→ **Exercise objective**
Transcribe the full listing exactly, and drop every picture.
+++ Recorded information
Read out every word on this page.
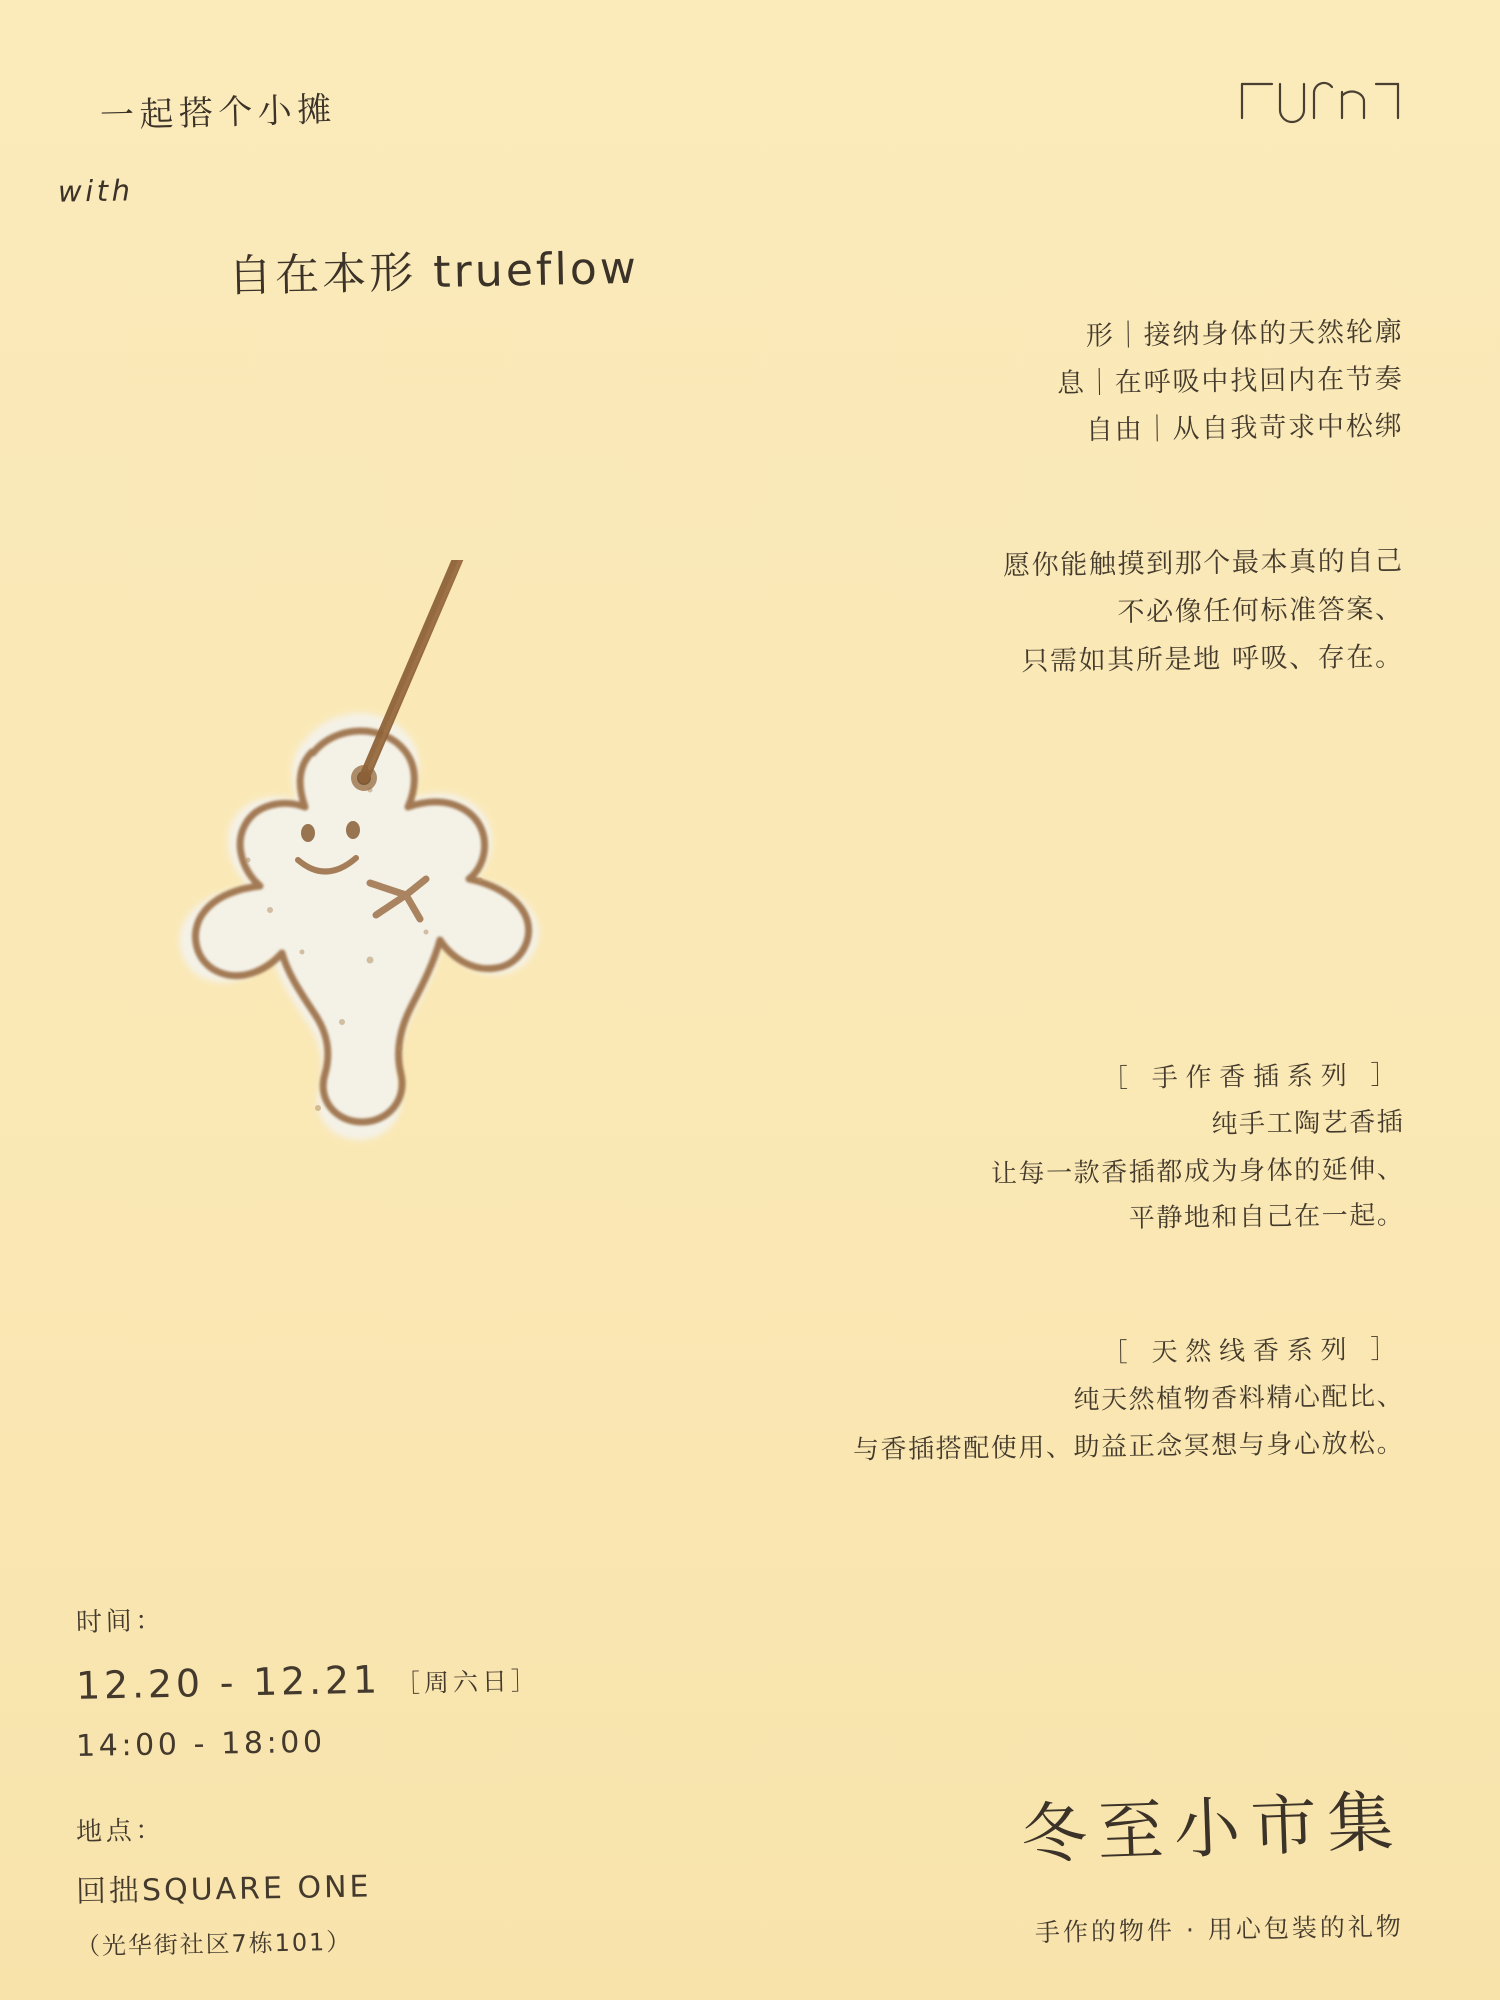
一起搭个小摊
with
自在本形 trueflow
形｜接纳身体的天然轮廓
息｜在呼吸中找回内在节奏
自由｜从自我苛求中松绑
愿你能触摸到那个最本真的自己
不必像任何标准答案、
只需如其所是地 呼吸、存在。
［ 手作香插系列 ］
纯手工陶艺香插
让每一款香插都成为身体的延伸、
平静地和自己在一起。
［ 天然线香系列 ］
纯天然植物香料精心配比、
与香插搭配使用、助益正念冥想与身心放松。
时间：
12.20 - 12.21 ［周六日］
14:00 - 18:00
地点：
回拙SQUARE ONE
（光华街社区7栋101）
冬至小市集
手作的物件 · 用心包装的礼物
++++++
→ **Solved problem**
Read out every word on this page.
一起搭个小摊
with
自在本形 trueflow
形｜接纳身体的天然轮廓
息｜在呼吸中找回内在节奏
自由｜从自我苛求中松绑
愿你能触摸到那个最本真的自己
不必像任何标准答案、
只需如其所是地 呼吸、存在。
［ 手作香插系列 ］
纯手工陶艺香插
让每一款香插都成为身体的延伸、
平静地和自己在一起。
［ 天然线香系列 ］
纯天然植物香料精心配比、
与香插搭配使用、助益正念冥想与身心放松。
时间：
12.20 - 12.21 ［周六日］
14:00 - 18:00
地点：
回拙SQUARE ONE
（光华街社区7栋101）
冬至小市集
手作的物件 · 用心包装的礼物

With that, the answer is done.